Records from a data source
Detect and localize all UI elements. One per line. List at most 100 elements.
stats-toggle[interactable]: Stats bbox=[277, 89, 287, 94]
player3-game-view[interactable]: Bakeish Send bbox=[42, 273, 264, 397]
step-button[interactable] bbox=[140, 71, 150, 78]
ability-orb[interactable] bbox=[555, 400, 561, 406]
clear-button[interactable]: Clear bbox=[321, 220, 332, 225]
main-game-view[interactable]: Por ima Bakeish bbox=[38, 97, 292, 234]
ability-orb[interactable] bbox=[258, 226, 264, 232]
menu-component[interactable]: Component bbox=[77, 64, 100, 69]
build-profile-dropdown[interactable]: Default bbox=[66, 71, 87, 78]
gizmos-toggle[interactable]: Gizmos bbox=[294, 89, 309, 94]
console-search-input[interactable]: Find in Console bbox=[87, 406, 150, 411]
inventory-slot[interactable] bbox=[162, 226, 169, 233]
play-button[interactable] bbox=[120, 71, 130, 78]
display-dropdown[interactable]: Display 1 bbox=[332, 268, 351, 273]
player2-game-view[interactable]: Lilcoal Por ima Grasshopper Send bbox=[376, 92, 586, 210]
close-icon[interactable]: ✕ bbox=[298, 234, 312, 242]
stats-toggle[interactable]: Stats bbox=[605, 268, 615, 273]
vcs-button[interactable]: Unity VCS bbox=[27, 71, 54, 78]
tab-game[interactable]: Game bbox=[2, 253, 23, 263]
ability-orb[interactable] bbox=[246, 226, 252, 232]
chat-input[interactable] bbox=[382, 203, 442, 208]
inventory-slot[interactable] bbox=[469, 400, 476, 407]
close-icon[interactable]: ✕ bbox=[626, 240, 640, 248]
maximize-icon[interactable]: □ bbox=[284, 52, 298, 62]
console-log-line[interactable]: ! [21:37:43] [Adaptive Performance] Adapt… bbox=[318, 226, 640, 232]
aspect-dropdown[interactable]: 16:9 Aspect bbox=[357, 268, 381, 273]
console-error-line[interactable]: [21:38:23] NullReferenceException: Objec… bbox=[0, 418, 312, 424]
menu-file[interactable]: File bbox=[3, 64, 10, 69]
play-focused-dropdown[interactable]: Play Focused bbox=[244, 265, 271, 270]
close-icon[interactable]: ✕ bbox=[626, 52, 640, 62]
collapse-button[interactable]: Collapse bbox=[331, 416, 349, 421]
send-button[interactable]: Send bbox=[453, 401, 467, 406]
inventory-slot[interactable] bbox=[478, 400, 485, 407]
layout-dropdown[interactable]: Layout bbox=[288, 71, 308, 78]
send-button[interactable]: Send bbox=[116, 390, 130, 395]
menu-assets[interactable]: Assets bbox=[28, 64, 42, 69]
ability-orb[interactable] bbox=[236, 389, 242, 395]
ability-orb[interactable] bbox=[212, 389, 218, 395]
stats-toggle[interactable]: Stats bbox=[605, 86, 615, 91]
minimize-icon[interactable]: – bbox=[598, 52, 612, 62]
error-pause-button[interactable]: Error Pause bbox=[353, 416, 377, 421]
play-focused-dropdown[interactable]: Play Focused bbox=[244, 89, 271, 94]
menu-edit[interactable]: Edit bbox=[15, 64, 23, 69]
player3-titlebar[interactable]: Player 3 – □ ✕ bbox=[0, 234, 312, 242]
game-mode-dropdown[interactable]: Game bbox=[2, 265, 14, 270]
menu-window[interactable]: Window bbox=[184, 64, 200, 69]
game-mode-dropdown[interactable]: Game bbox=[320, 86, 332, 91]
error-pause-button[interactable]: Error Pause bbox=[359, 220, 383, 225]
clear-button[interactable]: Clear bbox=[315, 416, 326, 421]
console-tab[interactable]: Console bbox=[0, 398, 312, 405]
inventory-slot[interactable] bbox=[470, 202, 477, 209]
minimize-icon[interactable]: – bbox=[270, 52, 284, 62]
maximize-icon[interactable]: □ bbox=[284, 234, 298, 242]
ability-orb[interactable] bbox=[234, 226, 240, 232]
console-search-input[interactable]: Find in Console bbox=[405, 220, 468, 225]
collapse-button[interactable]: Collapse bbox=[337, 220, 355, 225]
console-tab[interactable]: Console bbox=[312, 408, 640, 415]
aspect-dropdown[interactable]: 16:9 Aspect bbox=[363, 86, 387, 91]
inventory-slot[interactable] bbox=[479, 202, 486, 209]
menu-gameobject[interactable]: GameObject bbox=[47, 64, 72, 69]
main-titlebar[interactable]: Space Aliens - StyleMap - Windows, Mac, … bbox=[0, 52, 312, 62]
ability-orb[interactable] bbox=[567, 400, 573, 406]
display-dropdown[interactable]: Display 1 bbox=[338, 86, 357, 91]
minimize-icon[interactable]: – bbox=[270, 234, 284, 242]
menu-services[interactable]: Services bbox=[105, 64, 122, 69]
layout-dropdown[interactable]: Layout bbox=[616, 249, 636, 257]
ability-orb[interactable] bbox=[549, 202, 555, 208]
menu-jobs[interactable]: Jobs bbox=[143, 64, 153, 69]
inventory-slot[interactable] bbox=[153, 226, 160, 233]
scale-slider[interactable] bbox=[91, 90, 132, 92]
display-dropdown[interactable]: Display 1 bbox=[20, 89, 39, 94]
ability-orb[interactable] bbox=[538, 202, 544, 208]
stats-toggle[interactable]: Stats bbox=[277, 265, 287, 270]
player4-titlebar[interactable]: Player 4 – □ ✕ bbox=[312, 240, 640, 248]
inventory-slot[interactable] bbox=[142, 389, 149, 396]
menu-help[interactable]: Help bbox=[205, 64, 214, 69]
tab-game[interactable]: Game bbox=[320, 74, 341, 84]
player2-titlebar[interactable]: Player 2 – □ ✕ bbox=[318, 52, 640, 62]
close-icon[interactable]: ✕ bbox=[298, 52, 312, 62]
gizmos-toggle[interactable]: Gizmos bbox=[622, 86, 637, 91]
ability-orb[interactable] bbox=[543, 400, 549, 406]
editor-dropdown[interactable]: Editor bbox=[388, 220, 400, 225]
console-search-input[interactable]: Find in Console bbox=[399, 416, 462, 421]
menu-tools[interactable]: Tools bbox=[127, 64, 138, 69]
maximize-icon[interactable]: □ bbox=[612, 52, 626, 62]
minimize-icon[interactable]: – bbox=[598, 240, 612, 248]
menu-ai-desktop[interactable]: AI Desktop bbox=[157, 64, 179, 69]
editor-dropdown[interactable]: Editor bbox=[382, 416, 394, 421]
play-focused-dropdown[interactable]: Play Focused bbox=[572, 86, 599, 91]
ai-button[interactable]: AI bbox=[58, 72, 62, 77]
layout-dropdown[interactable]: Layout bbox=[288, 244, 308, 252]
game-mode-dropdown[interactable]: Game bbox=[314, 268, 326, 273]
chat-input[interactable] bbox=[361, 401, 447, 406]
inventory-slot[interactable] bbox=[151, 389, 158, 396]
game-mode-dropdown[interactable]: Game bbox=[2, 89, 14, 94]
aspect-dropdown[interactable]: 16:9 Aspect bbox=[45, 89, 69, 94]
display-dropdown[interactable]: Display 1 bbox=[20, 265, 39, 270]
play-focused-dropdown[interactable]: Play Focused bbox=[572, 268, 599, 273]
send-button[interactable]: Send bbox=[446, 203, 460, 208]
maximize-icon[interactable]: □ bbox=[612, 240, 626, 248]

Exercise -> Reproduce the material verbatim, beginning with its first line and continuing through the line that contains "268, 381, 273]", with both of those lines included.

Solved problem ->
Detect and localize all UI elements. One per line. List at most 100 elements.
stats-toggle[interactable]: Stats bbox=[277, 89, 287, 94]
player3-game-view[interactable]: Bakeish Send bbox=[42, 273, 264, 397]
step-button[interactable] bbox=[140, 71, 150, 78]
ability-orb[interactable] bbox=[555, 400, 561, 406]
clear-button[interactable]: Clear bbox=[321, 220, 332, 225]
main-game-view[interactable]: Por ima Bakeish bbox=[38, 97, 292, 234]
ability-orb[interactable] bbox=[258, 226, 264, 232]
menu-component[interactable]: Component bbox=[77, 64, 100, 69]
build-profile-dropdown[interactable]: Default bbox=[66, 71, 87, 78]
gizmos-toggle[interactable]: Gizmos bbox=[294, 89, 309, 94]
console-search-input[interactable]: Find in Console bbox=[87, 406, 150, 411]
inventory-slot[interactable] bbox=[162, 226, 169, 233]
play-button[interactable] bbox=[120, 71, 130, 78]
display-dropdown[interactable]: Display 1 bbox=[332, 268, 351, 273]
player2-game-view[interactable]: Lilcoal Por ima Grasshopper Send bbox=[376, 92, 586, 210]
close-icon[interactable]: ✕ bbox=[298, 234, 312, 242]
stats-toggle[interactable]: Stats bbox=[605, 268, 615, 273]
vcs-button[interactable]: Unity VCS bbox=[27, 71, 54, 78]
tab-game[interactable]: Game bbox=[2, 253, 23, 263]
ability-orb[interactable] bbox=[246, 226, 252, 232]
chat-input[interactable] bbox=[382, 203, 442, 208]
inventory-slot[interactable] bbox=[469, 400, 476, 407]
close-icon[interactable]: ✕ bbox=[626, 240, 640, 248]
maximize-icon[interactable]: □ bbox=[284, 52, 298, 62]
console-log-line[interactable]: ! [21:37:43] [Adaptive Performance] Adapt… bbox=[318, 226, 640, 232]
aspect-dropdown[interactable]: 16:9 Aspect bbox=[357, 268, 381, 273]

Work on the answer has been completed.